- Exercise prompt -
Check each line of the records for "will"; collect those that have it.
** begin Raw records **
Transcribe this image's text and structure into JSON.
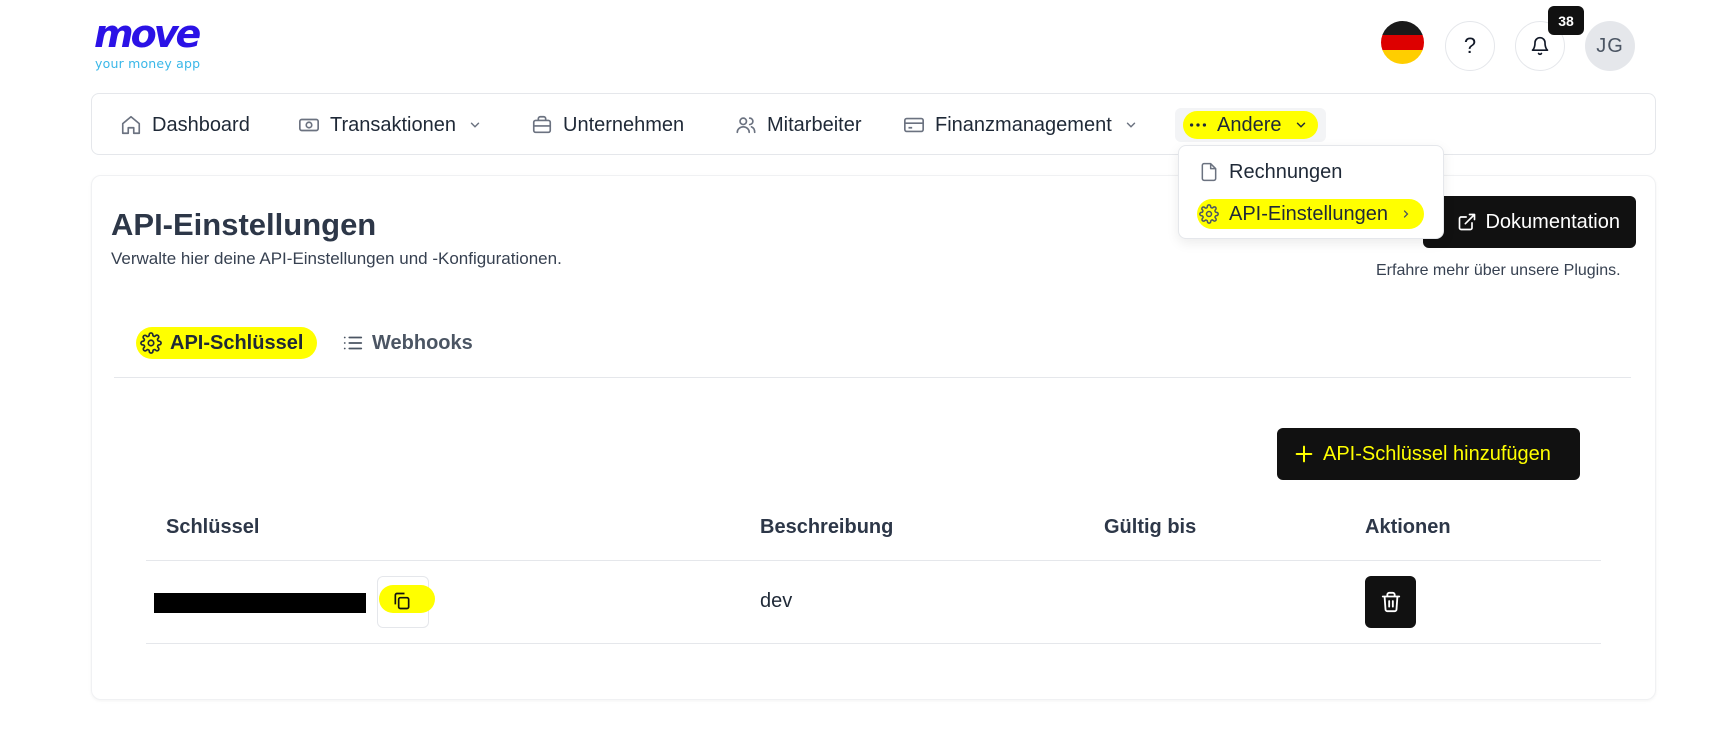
{
  "brand": {
    "name": "move",
    "tagline": "your money app"
  },
  "header": {
    "help_label": "?",
    "notifications_count": "38",
    "avatar_initials": "JG"
  },
  "nav": {
    "dashboard": "Dashboard",
    "transactions": "Transaktionen",
    "company": "Unternehmen",
    "employees": "Mitarbeiter",
    "finance": "Finanzmanagement",
    "other": "Andere"
  },
  "dropdown": {
    "invoices": "Rechnungen",
    "api_settings": "API-Einstellungen"
  },
  "page": {
    "title": "API-Einstellungen",
    "subtitle": "Verwalte hier deine API-Einstellungen und -Konfigurationen.",
    "docs_button": "Dokumentation",
    "plugins_text": "Erfahre mehr über unsere Plugins."
  },
  "tabs": {
    "api_keys": "API-Schlüssel",
    "webhooks": "Webhooks"
  },
  "add_button": "API-Schlüssel hinzufügen",
  "table": {
    "headers": {
      "key": "Schlüssel",
      "description": "Beschreibung",
      "valid_until": "Gültig bis",
      "actions": "Aktionen"
    },
    "rows": [
      {
        "description": "dev",
        "valid_until": ""
      }
    ]
  },
  "colors": {
    "brand": "#2b12e6",
    "tagline": "#39b7e8",
    "highlight": "#ffff00",
    "button_dark": "#111111"
  }
}
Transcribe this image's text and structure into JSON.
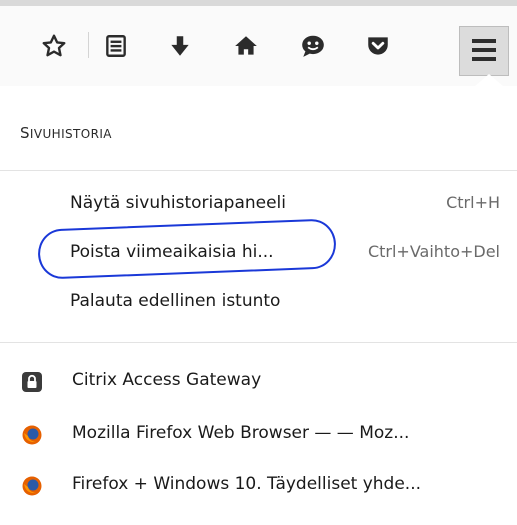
{
  "toolbar": {
    "buttons": [
      {
        "name": "bookmark-star-icon"
      },
      {
        "name": "reading-list-icon"
      },
      {
        "name": "downloads-icon"
      },
      {
        "name": "home-icon"
      },
      {
        "name": "chat-icon"
      },
      {
        "name": "pocket-icon"
      }
    ],
    "menu_icon": "hamburger-menu-icon"
  },
  "panel": {
    "title_first": "S",
    "title_rest": "IVUHISTORIA",
    "items": [
      {
        "label": "Näytä sivuhistoriapaneeli",
        "shortcut": "Ctrl+H"
      },
      {
        "label": "Poista viimeaikaisia hi...",
        "shortcut": "Ctrl+Vaihto+Del"
      },
      {
        "label": "Palauta edellinen istunto",
        "shortcut": ""
      }
    ],
    "history": [
      {
        "label": "Citrix Access Gateway",
        "icon": "lock-icon"
      },
      {
        "label": "Mozilla Firefox Web Browser — — Moz...",
        "icon": "firefox-icon"
      },
      {
        "label": "Firefox + Windows 10. Täydelliset yhde...",
        "icon": "firefox-icon"
      }
    ],
    "annotation_color": "#1a38d8"
  }
}
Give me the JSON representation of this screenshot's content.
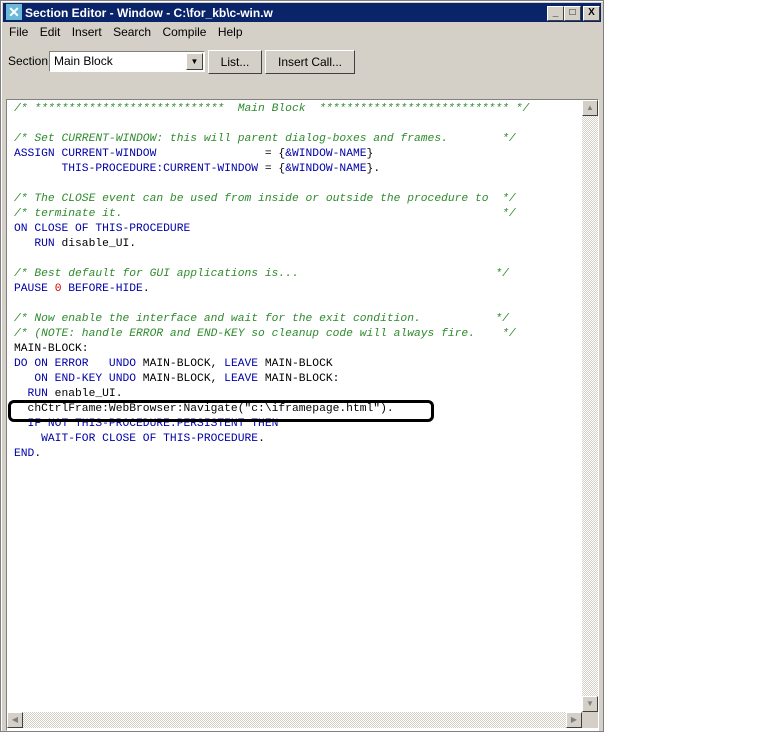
{
  "window": {
    "title": "Section Editor - Window - C:\\for_kb\\c-win.w",
    "minimize": "_",
    "maximize": "□",
    "close": "X"
  },
  "menu": [
    "File",
    "Edit",
    "Insert",
    "Search",
    "Compile",
    "Help"
  ],
  "toolbar": {
    "section_label": "Section:",
    "section_value": "Main Block",
    "list_button": "List...",
    "insert_call_button": "Insert Call..."
  },
  "colors": {
    "comment": "#2e8b2e",
    "keyword": "#0000a8",
    "number": "#d00000",
    "titlebar": "#0a246a"
  },
  "code": [
    [
      [
        "c",
        "/* ****************************  Main Block  **************************** */"
      ]
    ],
    [],
    [
      [
        "c",
        "/* Set CURRENT-WINDOW: this will parent dialog-boxes and frames.        */"
      ]
    ],
    [
      [
        "k",
        "ASSIGN CURRENT-WINDOW"
      ],
      [
        "p",
        "                = {"
      ],
      [
        "k",
        "&WINDOW-NAME"
      ],
      [
        "p",
        "}"
      ]
    ],
    [
      [
        "k",
        "       THIS-PROCEDURE:CURRENT-WINDOW"
      ],
      [
        "p",
        " = {"
      ],
      [
        "k",
        "&WINDOW-NAME"
      ],
      [
        "p",
        "}."
      ]
    ],
    [],
    [
      [
        "c",
        "/* The CLOSE event can be used from inside or outside the procedure to  */"
      ]
    ],
    [
      [
        "c",
        "/* terminate it.                                                        */"
      ]
    ],
    [
      [
        "k",
        "ON CLOSE OF THIS-PROCEDURE"
      ]
    ],
    [
      [
        "k",
        "   RUN"
      ],
      [
        "p",
        " disable_UI."
      ]
    ],
    [],
    [
      [
        "c",
        "/* Best default for GUI applications is...                             */"
      ]
    ],
    [
      [
        "k",
        "PAUSE "
      ],
      [
        "n",
        "0"
      ],
      [
        "k",
        " BEFORE-HIDE"
      ],
      [
        "p",
        "."
      ]
    ],
    [],
    [
      [
        "c",
        "/* Now enable the interface and wait for the exit condition.           */"
      ]
    ],
    [
      [
        "c",
        "/* (NOTE: handle ERROR and END-KEY so cleanup code will always fire.    */"
      ]
    ],
    [
      [
        "p",
        "MAIN-BLOCK:"
      ]
    ],
    [
      [
        "k",
        "DO ON ERROR   UNDO"
      ],
      [
        "p",
        " MAIN-BLOCK, "
      ],
      [
        "k",
        "LEAVE"
      ],
      [
        "p",
        " MAIN-BLOCK"
      ]
    ],
    [
      [
        "k",
        "   ON END-KEY UNDO"
      ],
      [
        "p",
        " MAIN-BLOCK, "
      ],
      [
        "k",
        "LEAVE"
      ],
      [
        "p",
        " MAIN-BLOCK:"
      ]
    ],
    [
      [
        "k",
        "  RUN"
      ],
      [
        "p",
        " enable_UI."
      ]
    ],
    [
      [
        "p",
        "  chCtrlFrame:WebBrowser:Navigate(\"c:\\iframepage.html\")."
      ]
    ],
    [
      [
        "k",
        "  IF NOT THIS-PROCEDURE:PERSISTENT THEN"
      ]
    ],
    [
      [
        "k",
        "    WAIT-FOR CLOSE OF THIS-PROCEDURE"
      ],
      [
        "p",
        "."
      ]
    ],
    [
      [
        "k",
        "END"
      ],
      [
        "p",
        "."
      ]
    ]
  ]
}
** end Raw records **
- Completed task -
        "/* Set CURRENT-WINDOW: this will parent dialog-boxes and frames.        */"
        "/* (NOTE: handle ERROR and END-KEY so cleanup code will always fire.    */"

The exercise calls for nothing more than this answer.